Task instructions:
Rewrite the part of the listing from its start through the line containing "441, 175, 459]", renaming every "candle" to "candlestick" and leaving all else unchanged.

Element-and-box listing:
--- Start ---
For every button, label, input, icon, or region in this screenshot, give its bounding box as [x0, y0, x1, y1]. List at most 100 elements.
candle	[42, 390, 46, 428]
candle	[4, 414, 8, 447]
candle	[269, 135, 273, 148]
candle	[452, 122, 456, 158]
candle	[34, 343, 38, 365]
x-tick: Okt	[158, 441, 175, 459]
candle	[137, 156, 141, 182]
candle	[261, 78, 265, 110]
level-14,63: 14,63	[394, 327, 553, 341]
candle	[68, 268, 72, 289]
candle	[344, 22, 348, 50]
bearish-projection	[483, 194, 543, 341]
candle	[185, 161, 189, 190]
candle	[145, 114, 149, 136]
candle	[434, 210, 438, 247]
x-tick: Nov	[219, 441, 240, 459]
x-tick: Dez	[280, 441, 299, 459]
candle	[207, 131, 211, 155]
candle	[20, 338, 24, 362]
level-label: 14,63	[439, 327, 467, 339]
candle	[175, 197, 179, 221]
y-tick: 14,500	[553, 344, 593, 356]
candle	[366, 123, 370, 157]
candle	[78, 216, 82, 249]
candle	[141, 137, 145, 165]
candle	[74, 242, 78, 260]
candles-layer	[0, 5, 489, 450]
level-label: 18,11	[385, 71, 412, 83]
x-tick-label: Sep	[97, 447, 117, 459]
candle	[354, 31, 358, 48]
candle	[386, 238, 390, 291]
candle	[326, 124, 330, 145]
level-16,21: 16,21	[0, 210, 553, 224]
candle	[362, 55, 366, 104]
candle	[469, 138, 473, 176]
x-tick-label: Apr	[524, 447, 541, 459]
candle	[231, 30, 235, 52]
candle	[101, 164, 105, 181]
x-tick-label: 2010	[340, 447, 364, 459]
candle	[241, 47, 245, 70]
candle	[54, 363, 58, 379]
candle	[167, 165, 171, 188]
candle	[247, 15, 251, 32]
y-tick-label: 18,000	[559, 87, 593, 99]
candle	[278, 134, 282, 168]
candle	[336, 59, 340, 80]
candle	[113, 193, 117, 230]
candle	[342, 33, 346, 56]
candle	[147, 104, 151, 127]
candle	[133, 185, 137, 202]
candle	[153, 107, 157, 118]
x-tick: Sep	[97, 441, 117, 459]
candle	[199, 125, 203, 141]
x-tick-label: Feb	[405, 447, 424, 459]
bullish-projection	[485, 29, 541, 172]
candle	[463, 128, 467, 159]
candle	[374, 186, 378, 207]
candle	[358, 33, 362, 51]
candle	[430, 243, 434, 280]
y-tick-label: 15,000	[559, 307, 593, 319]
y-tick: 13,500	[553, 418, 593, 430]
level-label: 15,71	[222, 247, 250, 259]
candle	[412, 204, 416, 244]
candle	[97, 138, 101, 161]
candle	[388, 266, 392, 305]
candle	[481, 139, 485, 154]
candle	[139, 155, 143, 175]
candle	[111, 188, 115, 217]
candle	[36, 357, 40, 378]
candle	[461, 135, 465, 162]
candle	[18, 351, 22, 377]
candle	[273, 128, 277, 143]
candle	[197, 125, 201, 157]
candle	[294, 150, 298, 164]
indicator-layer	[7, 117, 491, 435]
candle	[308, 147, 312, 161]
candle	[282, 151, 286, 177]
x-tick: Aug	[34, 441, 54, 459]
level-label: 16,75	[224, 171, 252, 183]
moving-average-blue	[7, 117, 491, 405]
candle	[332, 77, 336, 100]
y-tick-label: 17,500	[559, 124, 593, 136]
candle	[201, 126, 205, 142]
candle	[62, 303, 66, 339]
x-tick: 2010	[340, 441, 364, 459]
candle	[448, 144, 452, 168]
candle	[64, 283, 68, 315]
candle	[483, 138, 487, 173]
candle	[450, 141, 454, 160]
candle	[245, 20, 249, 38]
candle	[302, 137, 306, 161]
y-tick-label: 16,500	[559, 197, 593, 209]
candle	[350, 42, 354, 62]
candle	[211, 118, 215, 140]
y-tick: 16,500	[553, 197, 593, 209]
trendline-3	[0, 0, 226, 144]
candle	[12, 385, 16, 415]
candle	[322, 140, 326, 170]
--- End ---
Full answer:
For every button, label, input, icon, or region in this screenshot, give its bounding box as [x0, y0, x1, y1]. List at most 100 elements.
candlestick	[42, 390, 46, 428]
candlestick	[4, 414, 8, 447]
candlestick	[269, 135, 273, 148]
candlestick	[452, 122, 456, 158]
candlestick	[34, 343, 38, 365]
x-tick: Okt	[158, 441, 175, 459]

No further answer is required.